DIRECTIONS FOR THIS TASK →
From the listing below, select every line where the word "availability" appears.

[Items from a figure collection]
/---
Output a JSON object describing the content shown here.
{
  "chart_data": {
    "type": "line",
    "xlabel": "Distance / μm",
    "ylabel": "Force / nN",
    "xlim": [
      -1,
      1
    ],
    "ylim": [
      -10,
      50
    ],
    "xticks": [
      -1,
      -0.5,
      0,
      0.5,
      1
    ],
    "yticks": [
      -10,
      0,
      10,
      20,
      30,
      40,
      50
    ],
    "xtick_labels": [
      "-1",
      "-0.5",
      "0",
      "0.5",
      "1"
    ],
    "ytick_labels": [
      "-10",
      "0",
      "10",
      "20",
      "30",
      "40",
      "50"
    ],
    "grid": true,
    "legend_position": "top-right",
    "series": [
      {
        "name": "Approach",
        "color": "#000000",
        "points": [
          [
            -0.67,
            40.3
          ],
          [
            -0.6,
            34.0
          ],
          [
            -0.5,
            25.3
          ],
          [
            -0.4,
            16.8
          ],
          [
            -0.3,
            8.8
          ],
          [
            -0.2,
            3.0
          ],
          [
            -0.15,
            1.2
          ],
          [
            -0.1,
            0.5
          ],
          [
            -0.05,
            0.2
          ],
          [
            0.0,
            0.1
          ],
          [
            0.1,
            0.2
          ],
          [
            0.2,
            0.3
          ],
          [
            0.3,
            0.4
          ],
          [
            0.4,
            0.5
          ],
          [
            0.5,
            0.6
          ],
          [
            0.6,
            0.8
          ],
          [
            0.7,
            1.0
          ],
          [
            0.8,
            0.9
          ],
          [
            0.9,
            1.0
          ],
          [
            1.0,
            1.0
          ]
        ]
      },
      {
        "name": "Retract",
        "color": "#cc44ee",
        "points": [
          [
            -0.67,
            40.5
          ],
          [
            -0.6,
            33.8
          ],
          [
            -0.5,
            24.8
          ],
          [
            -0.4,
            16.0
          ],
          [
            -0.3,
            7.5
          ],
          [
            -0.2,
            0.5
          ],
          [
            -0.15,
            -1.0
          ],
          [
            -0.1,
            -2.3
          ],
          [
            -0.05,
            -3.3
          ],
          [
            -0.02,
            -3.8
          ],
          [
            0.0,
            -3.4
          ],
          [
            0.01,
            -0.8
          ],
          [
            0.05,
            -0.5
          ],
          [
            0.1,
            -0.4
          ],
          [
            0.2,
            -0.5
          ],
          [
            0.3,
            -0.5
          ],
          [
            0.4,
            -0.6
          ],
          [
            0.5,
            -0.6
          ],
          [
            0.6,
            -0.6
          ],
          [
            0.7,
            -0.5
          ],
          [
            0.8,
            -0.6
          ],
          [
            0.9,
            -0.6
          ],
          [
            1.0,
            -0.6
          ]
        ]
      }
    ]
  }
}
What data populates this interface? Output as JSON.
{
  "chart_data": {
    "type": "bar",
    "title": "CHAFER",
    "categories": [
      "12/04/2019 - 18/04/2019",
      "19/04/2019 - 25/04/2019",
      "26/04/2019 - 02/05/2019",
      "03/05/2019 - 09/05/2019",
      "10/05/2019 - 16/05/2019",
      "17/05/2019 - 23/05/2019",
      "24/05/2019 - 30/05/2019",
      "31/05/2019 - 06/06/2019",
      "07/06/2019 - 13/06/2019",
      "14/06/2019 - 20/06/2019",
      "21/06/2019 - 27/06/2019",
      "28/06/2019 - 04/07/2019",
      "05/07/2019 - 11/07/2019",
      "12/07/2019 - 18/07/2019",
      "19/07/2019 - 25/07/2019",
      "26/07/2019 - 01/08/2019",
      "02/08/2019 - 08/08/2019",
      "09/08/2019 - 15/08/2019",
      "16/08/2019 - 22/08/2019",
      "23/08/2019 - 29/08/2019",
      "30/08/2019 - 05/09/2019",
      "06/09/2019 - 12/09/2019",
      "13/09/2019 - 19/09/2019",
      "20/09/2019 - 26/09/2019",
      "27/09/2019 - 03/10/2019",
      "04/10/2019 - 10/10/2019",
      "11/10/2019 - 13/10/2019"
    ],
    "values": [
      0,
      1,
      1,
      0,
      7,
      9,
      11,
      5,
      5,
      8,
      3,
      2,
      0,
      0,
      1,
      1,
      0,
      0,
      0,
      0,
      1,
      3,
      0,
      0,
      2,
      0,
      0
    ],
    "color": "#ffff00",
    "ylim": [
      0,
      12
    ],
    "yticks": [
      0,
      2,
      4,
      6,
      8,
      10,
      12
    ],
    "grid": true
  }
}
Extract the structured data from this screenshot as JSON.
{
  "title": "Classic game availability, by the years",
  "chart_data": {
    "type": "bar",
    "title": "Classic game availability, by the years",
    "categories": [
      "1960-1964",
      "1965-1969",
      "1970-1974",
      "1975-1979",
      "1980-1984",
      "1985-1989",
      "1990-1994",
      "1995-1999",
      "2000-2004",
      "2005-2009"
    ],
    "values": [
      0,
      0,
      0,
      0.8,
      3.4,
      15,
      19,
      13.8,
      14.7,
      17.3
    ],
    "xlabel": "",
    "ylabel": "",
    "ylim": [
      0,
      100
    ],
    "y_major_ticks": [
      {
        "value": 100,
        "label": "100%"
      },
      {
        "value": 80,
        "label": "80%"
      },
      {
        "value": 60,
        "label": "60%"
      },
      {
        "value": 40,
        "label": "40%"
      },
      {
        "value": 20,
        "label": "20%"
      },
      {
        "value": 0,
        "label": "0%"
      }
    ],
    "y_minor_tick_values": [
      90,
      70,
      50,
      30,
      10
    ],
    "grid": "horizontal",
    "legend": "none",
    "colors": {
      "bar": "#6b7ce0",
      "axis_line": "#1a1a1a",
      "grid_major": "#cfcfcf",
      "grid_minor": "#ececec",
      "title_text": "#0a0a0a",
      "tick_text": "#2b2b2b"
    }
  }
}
\---
COMPLETE RESPONSE →
  "title": "Classic game availability, by the years",
    "title": "Classic game availability, by the years",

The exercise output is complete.